* Begin *

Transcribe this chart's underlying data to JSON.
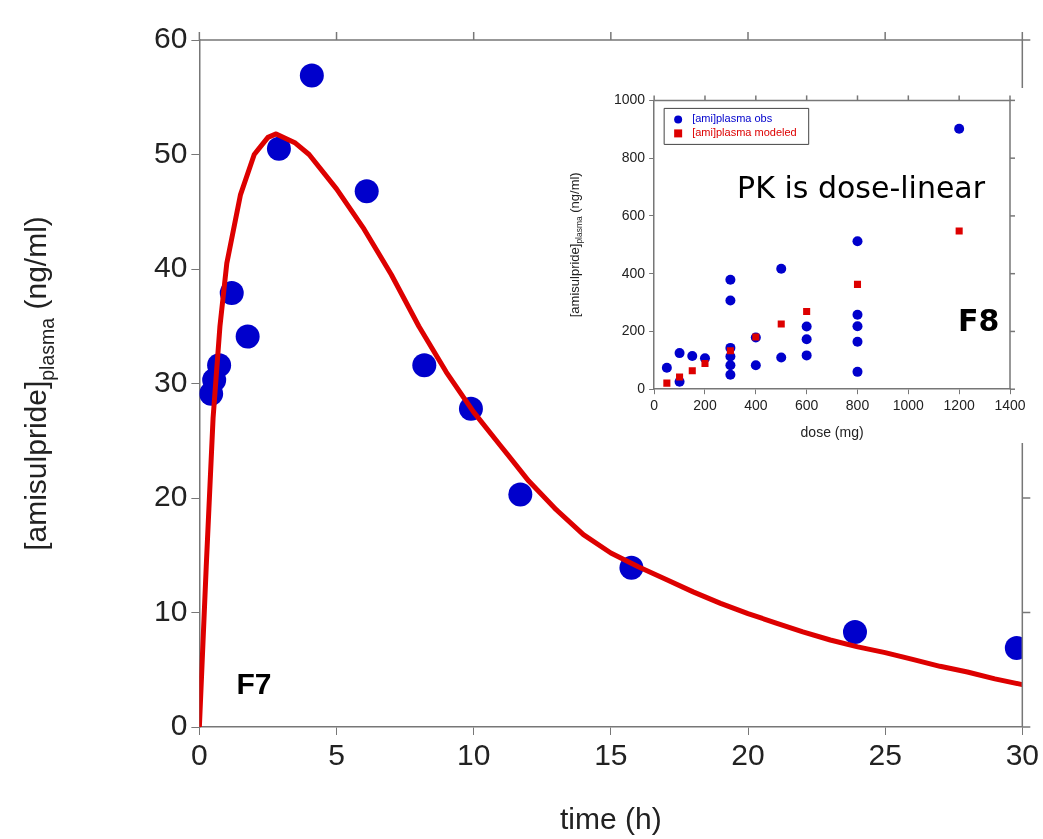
{
  "chart_data": [
    {
      "type": "scatter",
      "xlabel": "time (h)",
      "ylabel": "[amisulpride]$_{plasma}$ (ng/ml)",
      "xlim": [
        0,
        30
      ],
      "xticks": [
        0,
        5,
        10,
        15,
        20,
        25,
        30
      ],
      "ylim": [
        0,
        60
      ],
      "yticks": [
        0,
        10,
        20,
        30,
        40,
        50,
        60
      ],
      "grid": false,
      "legend": false,
      "annotations": [
        "F7"
      ],
      "series": [
        {
          "type": "scatter",
          "marker": "circle",
          "color": "#0000cc",
          "x": [
            0.43,
            0.54,
            0.72,
            1.18,
            1.76,
            2.9,
            4.1,
            6.1,
            8.2,
            9.9,
            11.7,
            15.75,
            23.9,
            29.8
          ],
          "values": [
            29.1,
            30.3,
            31.6,
            37.9,
            34.1,
            50.5,
            56.9,
            46.8,
            31.6,
            27.8,
            20.3,
            13.9,
            8.3,
            6.9
          ]
        },
        {
          "type": "line",
          "marker": "none",
          "color": "#dd0000",
          "x": [
            0,
            0.25,
            0.5,
            0.75,
            1,
            1.5,
            2,
            2.5,
            2.8,
            3.5,
            4,
            5,
            6,
            7,
            8,
            9,
            10,
            11,
            12,
            13,
            14,
            15,
            16,
            17,
            18,
            19,
            20,
            21,
            22,
            23,
            24,
            25,
            26,
            27,
            28,
            29,
            30
          ],
          "values": [
            0,
            14,
            27,
            35,
            40.5,
            46.5,
            50,
            51.5,
            51.8,
            51,
            50,
            47,
            43.5,
            39.5,
            35,
            31,
            27.5,
            24.5,
            21.5,
            19,
            16.8,
            15.2,
            14,
            12.9,
            11.8,
            10.8,
            9.9,
            9.1,
            8.3,
            7.6,
            7,
            6.5,
            5.9,
            5.3,
            4.8,
            4.2,
            3.7
          ]
        }
      ]
    },
    {
      "type": "scatter",
      "xlabel": "dose (mg)",
      "ylabel": "[amisulpride]$_{plasma}$ (ng/ml)",
      "xlim": [
        0,
        1400
      ],
      "xticks": [
        0,
        200,
        400,
        600,
        800,
        1000,
        1200,
        1400
      ],
      "ylim": [
        0,
        1000
      ],
      "yticks": [
        0,
        200,
        400,
        600,
        800,
        1000
      ],
      "grid": false,
      "legend": "top left",
      "annotations": [
        "PK is dose-linear",
        "F8"
      ],
      "series": [
        {
          "name": "[ami]plasma obs",
          "type": "scatter",
          "marker": "circle",
          "color": "#0000cc",
          "x": [
            50,
            100,
            100,
            150,
            200,
            300,
            300,
            300,
            300,
            300,
            300,
            400,
            400,
            500,
            500,
            600,
            600,
            600,
            800,
            800,
            800,
            800,
            800,
            1200
          ],
          "values": [
            74,
            125,
            26,
            115,
            107,
            379,
            307,
            143,
            113,
            83,
            50,
            83,
            179,
            417,
            110,
            217,
            173,
            117,
            512,
            258,
            218,
            164,
            60,
            902
          ]
        },
        {
          "name": "[ami]plasma modeled",
          "type": "scatter",
          "marker": "square",
          "color": "#dd0000",
          "x": [
            50,
            100,
            150,
            200,
            300,
            400,
            500,
            600,
            800,
            1200
          ],
          "values": [
            21,
            42,
            64,
            89,
            133,
            181,
            226,
            269,
            363,
            548
          ]
        }
      ]
    }
  ]
}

* End *

> **Short task**
Check each line in the records for the word "marker" and say how many have it, with nothing else.

> **Written response**
4